→ **Exercice court 1**: Reproduisez à l'identique les lignes du listing, de la toute première jusqu'à la ligne contenant "- kitchen-sink: [495, 568, 540, 613]", celle-ci comprise.

→ **Extrait présenté**:
********

La Croatie avance vers l'Europe à pas feutrés

Par Gabriel Kenedi et Elsa Ruault | 16 novembre 2011

Pour citer cet article : Gabriel Kenedi et Elsa Ruault, “La Croatie avance vers l'Europe à pas feutrés”, Nouvelle Europe [en ligne], Mercredi 16 novembre 2011, http://www.nouvelle-europe.eu/node/1309, consulté le 02 avril 2023

La Croatie pourrait rejoindre l'Union européenne en 2013. Dans quelques semaines, les Croates en décideront par référendum. Dans ce pays, l'Europe inquiète, intéresse peu. Et un courant eurosceptique se construit. Chaque mardi, des partisans du NON se réunissent à Zagreb pour sensibiliser la population.  Mais l’État, encouragé par les sondages, croit à un résultat positif. 

Des manifestants distribuent aux passants des tracts du parti SP (« le parti du changement »). Le lieu de leur meeting n'est pas étranger : ils se trouvent sur la place principale de Zagreb, lieu où l'on se presse vers son tram et point de rencontre inévitable. Certains s'arrêtent, discutent. D'autres ne prennent  même pas le temps de regarder le papier. « Je n'ai pas d'avis », déclare une femme, pressée de rentrer chez elle. Dans le tract, on trouve quatorze « bonnes raisons » de voter « non » au futur référendum, dont la date n'est pas encore fixée. Elle le sera après les élections législatives du 4 décembre. Damir est un jeune militant du SP de 23 ans. Un colosse de 2 mètres, tee-shirt blanc, cheveux rasés, qui vient de finir des études de finance en Autriche. L’Europe, il la connaît donc pour y avoir étudié. Et il est catégorique :

« En Europe, nous ne sommes pas perçus comme des gens normaux. On est la classe inférieure. Donc je sais que, même si je peux partir chercher du travail ailleurs,  je ne pourrai pas en trouver ». L’Europe ne le fait pas rêver. Et il est ulcéré par tous ces drapeaux de l'Union européenne qui prolifèrent devant chaque bâtiment officiel, dans Zagreb.

« Ces drapeaux, c'est comme une marque.  Donc, c'est une manière indirecte de dire aux gens que l'UE c'est bien ». Avec ses amis du SP, il veut les enlever, tous ces drapeaux qu'il juge ostentatoires et illégaux.

********

→ **Données de l'exercice**:
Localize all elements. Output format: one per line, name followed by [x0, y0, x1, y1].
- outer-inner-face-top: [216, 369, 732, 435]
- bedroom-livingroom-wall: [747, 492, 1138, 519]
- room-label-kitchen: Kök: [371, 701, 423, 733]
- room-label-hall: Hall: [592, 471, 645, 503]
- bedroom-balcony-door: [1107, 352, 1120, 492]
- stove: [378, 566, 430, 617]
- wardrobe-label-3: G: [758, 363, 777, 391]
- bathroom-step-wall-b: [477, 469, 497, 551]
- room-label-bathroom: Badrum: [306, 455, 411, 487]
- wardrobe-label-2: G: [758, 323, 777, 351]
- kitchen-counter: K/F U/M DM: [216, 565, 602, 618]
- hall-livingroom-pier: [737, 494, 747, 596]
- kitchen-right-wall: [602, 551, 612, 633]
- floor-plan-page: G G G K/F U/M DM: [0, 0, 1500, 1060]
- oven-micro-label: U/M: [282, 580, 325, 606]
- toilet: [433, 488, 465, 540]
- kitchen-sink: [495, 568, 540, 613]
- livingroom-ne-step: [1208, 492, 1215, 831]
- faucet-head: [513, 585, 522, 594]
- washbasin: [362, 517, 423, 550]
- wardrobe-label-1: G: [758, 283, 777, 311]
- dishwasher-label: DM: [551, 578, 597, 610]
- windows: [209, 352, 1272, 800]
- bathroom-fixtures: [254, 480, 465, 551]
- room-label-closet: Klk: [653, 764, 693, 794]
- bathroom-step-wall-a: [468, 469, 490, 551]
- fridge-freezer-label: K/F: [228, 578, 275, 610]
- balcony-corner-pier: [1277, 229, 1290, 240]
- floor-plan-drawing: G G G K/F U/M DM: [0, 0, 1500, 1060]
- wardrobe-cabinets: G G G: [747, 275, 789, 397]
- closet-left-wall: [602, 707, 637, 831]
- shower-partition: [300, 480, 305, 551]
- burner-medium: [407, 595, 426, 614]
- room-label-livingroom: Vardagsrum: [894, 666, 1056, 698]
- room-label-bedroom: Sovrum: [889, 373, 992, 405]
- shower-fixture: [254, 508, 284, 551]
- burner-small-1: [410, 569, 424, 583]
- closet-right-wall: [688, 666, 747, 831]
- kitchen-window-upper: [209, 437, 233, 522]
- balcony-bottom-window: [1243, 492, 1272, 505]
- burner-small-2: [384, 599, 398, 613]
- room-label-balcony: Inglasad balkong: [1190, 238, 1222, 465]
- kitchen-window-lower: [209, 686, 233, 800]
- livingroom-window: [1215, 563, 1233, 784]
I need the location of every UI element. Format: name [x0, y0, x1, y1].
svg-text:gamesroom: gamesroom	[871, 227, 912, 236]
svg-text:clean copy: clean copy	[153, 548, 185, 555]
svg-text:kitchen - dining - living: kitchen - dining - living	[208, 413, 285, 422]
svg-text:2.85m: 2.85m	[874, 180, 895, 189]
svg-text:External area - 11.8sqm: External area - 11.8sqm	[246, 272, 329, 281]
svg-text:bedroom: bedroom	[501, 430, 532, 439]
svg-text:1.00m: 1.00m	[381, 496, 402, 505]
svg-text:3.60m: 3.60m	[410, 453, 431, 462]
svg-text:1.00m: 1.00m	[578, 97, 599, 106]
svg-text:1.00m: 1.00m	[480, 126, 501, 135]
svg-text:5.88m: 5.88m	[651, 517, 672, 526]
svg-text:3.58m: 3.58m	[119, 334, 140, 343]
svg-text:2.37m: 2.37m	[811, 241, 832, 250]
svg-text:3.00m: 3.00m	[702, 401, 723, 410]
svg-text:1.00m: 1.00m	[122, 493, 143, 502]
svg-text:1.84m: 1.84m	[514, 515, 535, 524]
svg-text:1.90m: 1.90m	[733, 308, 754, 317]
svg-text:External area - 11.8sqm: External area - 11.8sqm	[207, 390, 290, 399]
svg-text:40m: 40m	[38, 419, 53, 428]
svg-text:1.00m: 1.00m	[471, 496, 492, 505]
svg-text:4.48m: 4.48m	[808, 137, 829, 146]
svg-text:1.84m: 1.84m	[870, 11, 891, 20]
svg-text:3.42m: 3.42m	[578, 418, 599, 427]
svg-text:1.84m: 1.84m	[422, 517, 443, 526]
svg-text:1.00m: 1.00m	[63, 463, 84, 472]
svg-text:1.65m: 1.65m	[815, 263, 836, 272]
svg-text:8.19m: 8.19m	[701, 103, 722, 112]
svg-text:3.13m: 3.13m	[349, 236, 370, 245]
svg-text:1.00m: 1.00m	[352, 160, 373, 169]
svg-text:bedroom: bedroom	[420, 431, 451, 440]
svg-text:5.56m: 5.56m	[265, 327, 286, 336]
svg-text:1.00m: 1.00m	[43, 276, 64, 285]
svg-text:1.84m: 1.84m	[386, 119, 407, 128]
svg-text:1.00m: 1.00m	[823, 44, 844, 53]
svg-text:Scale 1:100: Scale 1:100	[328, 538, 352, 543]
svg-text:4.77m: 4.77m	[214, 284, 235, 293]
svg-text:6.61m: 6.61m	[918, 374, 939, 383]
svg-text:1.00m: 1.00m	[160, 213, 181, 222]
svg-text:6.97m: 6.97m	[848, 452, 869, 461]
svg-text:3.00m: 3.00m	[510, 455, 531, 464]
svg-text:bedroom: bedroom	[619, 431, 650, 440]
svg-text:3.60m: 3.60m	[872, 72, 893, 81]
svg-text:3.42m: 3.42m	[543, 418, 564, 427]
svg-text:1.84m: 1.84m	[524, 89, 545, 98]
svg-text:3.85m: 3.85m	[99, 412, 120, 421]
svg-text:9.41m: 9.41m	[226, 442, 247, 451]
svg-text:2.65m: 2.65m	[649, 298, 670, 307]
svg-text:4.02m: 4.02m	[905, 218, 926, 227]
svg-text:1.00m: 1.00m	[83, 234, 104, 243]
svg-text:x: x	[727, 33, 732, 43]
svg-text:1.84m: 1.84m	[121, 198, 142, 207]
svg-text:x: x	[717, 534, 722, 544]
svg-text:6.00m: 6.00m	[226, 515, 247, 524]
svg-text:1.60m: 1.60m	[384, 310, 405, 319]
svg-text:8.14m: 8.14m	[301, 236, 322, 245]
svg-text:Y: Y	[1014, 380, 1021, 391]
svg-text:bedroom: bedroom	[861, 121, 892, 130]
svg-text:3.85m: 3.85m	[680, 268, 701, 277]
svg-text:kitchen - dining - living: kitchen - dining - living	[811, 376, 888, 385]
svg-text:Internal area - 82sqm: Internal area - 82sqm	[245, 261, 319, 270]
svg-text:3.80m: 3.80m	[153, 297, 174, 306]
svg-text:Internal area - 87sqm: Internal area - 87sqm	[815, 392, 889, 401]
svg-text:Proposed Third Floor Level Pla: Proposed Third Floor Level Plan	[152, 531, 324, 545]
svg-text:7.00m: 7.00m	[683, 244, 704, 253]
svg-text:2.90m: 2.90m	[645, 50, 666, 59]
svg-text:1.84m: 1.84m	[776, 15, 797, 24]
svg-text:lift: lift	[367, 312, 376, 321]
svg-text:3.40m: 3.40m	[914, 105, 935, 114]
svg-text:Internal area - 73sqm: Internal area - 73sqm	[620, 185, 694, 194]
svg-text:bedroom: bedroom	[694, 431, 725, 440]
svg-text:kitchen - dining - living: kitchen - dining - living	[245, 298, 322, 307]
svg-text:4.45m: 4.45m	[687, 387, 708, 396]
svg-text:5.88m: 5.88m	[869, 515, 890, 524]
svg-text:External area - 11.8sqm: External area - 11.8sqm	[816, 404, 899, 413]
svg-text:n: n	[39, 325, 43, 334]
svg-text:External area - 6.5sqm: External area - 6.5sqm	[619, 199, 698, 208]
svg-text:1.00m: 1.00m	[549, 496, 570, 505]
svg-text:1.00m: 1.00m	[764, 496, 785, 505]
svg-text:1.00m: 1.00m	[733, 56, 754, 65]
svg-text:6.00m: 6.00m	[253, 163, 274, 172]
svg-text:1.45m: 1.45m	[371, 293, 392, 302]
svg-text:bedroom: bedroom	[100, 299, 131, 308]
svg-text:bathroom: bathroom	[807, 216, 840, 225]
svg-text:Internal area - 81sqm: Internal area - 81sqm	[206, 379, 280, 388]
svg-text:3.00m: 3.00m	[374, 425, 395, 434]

********

→ **Exercice court 2**: D'après l'article sur la Croatie, à quelle date ont lieu les élections législatives après lesquelles sera fixée la date du référendum ?

→ **Réponse complète 1**:
Localize all elements. Output format: one per line, name followed by [x0, y0, x1, y1].
- outer-inner-face-top: [216, 369, 732, 435]
- bedroom-livingroom-wall: [747, 492, 1138, 519]
- room-label-kitchen: Kök: [371, 701, 423, 733]
- room-label-hall: Hall: [592, 471, 645, 503]
- bedroom-balcony-door: [1107, 352, 1120, 492]
- stove: [378, 566, 430, 617]
- wardrobe-label-3: G: [758, 363, 777, 391]
- bathroom-step-wall-b: [477, 469, 497, 551]
- room-label-bathroom: Badrum: [306, 455, 411, 487]
- wardrobe-label-2: G: [758, 323, 777, 351]
- kitchen-counter: K/F U/M DM: [216, 565, 602, 618]
- hall-livingroom-pier: [737, 494, 747, 596]
- kitchen-right-wall: [602, 551, 612, 633]
- floor-plan-page: G G G K/F U/M DM: [0, 0, 1500, 1060]
- oven-micro-label: U/M: [282, 580, 325, 606]
- toilet: [433, 488, 465, 540]
- kitchen-sink: [495, 568, 540, 613]

→ **Réponse complète 2**: Le 4 décembre.